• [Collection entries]
────────

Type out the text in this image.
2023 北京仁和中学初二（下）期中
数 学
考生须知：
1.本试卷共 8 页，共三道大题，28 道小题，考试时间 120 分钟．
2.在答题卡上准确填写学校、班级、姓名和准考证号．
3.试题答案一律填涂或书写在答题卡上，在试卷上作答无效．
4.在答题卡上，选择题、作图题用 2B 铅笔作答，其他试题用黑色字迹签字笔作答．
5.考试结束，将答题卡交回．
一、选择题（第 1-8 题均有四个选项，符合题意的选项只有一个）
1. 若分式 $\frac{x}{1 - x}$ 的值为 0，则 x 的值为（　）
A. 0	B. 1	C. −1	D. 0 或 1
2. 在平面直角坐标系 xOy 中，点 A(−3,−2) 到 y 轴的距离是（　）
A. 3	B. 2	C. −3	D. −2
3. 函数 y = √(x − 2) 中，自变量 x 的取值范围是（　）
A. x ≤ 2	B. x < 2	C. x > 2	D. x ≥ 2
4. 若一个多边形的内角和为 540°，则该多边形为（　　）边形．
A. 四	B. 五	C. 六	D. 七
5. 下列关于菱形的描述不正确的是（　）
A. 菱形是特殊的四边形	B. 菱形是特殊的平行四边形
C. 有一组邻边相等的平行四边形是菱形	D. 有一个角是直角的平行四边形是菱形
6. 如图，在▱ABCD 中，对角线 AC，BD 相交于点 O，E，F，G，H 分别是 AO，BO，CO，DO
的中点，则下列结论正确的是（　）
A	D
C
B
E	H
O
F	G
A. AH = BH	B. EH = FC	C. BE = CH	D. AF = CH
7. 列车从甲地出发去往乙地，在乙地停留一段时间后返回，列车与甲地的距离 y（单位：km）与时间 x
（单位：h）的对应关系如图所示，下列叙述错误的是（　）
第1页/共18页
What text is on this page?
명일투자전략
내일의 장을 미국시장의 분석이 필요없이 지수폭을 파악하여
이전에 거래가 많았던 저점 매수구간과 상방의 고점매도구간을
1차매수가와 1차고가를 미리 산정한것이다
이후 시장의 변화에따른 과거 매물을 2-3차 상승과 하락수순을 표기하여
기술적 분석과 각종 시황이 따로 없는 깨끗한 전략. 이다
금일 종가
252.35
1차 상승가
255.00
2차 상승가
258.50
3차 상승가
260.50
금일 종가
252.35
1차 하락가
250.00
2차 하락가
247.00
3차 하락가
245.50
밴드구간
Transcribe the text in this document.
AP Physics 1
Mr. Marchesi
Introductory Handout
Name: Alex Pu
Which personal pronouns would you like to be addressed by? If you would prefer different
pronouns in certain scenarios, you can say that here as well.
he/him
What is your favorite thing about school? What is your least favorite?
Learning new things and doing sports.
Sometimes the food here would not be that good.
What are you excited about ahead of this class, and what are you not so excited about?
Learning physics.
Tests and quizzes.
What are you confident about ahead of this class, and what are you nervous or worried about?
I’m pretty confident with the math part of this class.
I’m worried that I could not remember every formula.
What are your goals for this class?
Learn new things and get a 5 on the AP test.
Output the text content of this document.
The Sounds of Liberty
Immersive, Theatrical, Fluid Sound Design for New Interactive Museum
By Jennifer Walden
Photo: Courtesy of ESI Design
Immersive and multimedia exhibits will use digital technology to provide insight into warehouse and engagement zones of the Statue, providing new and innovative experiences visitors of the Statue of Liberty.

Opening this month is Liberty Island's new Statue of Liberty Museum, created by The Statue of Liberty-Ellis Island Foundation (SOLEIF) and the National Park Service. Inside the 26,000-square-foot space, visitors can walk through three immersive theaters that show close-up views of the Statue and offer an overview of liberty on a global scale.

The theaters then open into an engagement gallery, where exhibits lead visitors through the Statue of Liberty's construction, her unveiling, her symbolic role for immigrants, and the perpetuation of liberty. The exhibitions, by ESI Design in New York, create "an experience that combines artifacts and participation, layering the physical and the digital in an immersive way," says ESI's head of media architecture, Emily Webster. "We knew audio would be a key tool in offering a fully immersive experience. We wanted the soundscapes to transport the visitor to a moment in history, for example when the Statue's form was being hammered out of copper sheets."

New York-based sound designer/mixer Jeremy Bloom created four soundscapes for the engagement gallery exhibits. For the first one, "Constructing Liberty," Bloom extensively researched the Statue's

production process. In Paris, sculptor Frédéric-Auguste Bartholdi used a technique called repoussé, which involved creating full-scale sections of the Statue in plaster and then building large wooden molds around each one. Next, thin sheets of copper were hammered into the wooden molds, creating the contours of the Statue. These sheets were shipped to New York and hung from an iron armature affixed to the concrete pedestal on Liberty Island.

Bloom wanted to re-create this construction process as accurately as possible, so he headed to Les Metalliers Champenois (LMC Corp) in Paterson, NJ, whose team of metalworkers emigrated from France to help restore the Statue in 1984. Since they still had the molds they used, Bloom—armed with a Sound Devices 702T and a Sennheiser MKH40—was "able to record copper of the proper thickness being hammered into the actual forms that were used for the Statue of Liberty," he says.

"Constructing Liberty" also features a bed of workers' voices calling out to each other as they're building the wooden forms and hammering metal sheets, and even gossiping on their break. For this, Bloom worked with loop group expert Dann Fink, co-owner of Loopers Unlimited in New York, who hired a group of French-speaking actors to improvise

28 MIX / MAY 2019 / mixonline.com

────────

• [Work to be completed] Set out the complete listing exactly as shown.

• [Result of this exercise]
Type out the text in this image.
2023 北京仁和中学初二（下）期中
数 学
考生须知：
1.本试卷共 8 页，共三道大题，28 道小题，考试时间 120 分钟．
2.在答题卡上准确填写学校、班级、姓名和准考证号．
3.试题答案一律填涂或书写在答题卡上，在试卷上作答无效．
4.在答题卡上，选择题、作图题用 2B 铅笔作答，其他试题用黑色字迹签字笔作答．
5.考试结束，将答题卡交回．
一、选择题（第 1-8 题均有四个选项，符合题意的选项只有一个）
1. 若分式 $\frac{x}{1 - x}$ 的值为 0，则 x 的值为（　）
A. 0	B. 1	C. −1	D. 0 或 1
2. 在平面直角坐标系 xOy 中，点 A(−3,−2) 到 y 轴的距离是（　）
A. 3	B. 2	C. −3	D. −2
3. 函数 y = √(x − 2) 中，自变量 x 的取值范围是（　）
A. x ≤ 2	B. x < 2	C. x > 2	D. x ≥ 2
4. 若一个多边形的内角和为 540°，则该多边形为（　　）边形．
A. 四	B. 五	C. 六	D. 七
5. 下列关于菱形的描述不正确的是（　）
A. 菱形是特殊的四边形	B. 菱形是特殊的平行四边形
C. 有一组邻边相等的平行四边形是菱形	D. 有一个角是直角的平行四边形是菱形
6. 如图，在▱ABCD 中，对角线 AC，BD 相交于点 O，E，F，G，H 分别是 AO，BO，CO，DO
的中点，则下列结论正确的是（　）
A	D
C
B
E	H
O
F	G
A. AH = BH	B. EH = FC	C. BE = CH	D. AF = CH
7. 列车从甲地出发去往乙地，在乙地停留一段时间后返回，列车与甲地的距离 y（单位：km）与时间 x
（单位：h）的对应关系如图所示，下列叙述错误的是（　）
第1页/共18页
What text is on this page?
명일투자전략
내일의 장을 미국시장의 분석이 필요없이 지수폭을 파악하여
이전에 거래가 많았던 저점 매수구간과 상방의 고점매도구간을
1차매수가와 1차고가를 미리 산정한것이다
이후 시장의 변화에따른 과거 매물을 2-3차 상승과 하락수순을 표기하여
기술적 분석과 각종 시황이 따로 없는 깨끗한 전략. 이다
금일 종가
252.35
1차 상승가
255.00
2차 상승가
258.50
3차 상승가
260.50
금일 종가
252.35
1차 하락가
250.00
2차 하락가
247.00
3차 하락가
245.50
밴드구간
Transcribe the text in this document.
AP Physics 1
Mr. Marchesi
Introductory Handout
Name: Alex Pu
Which personal pronouns would you like to be addressed by? If you would prefer different
pronouns in certain scenarios, you can say that here as well.
he/him
What is your favorite thing about school? What is your least favorite?
Learning new things and doing sports.
Sometimes the food here would not be that good.
What are you excited about ahead of this class, and what are you not so excited about?
Learning physics.
Tests and quizzes.
What are you confident about ahead of this class, and what are you nervous or worried about?
I’m pretty confident with the math part of this class.
I’m worried that I could not remember every formula.
What are your goals for this class?
Learn new things and get a 5 on the AP test.
Output the text content of this document.
The Sounds of Liberty
Immersive, Theatrical, Fluid Sound Design for New Interactive Museum
By Jennifer Walden
Photo: Courtesy of ESI Design
Immersive and multimedia exhibits will use digital technology to provide insight into warehouse and engagement zones of the Statue, providing new and innovative experiences visitors of the Statue of Liberty.

Opening this month is Liberty Island's new Statue of Liberty Museum, created by The Statue of Liberty-Ellis Island Foundation (SOLEIF) and the National Park Service. Inside the 26,000-square-foot space, visitors can walk through three immersive theaters that show close-up views of the Statue and offer an overview of liberty on a global scale.

The theaters then open into an engagement gallery, where exhibits lead visitors through the Statue of Liberty's construction, her unveiling, her symbolic role for immigrants, and the perpetuation of liberty. The exhibitions, by ESI Design in New York, create "an experience that combines artifacts and participation, layering the physical and the digital in an immersive way," says ESI's head of media architecture, Emily Webster. "We knew audio would be a key tool in offering a fully immersive experience. We wanted the soundscapes to transport the visitor to a moment in history, for example when the Statue's form was being hammered out of copper sheets."

New York-based sound designer/mixer Jeremy Bloom created four soundscapes for the engagement gallery exhibits. For the first one, "Constructing Liberty," Bloom extensively researched the Statue's

production process. In Paris, sculptor Frédéric-Auguste Bartholdi used a technique called repoussé, which involved creating full-scale sections of the Statue in plaster and then building large wooden molds around each one. Next, thin sheets of copper were hammered into the wooden molds, creating the contours of the Statue. These sheets were shipped to New York and hung from an iron armature affixed to the concrete pedestal on Liberty Island.

Bloom wanted to re-create this construction process as accurately as possible, so he headed to Les Metalliers Champenois (LMC Corp) in Paterson, NJ, whose team of metalworkers emigrated from France to help restore the Statue in 1984. Since they still had the molds they used, Bloom—armed with a Sound Devices 702T and a Sennheiser MKH40—was "able to record copper of the proper thickness being hammered into the actual forms that were used for the Statue of Liberty," he says.

"Constructing Liberty" also features a bed of workers' voices calling out to each other as they're building the wooden forms and hammering metal sheets, and even gossiping on their break. For this, Bloom worked with loop group expert Dann Fink, co-owner of Loopers Unlimited in New York, who hired a group of French-speaking actors to improvise

28 MIX / MAY 2019 / mixonline.com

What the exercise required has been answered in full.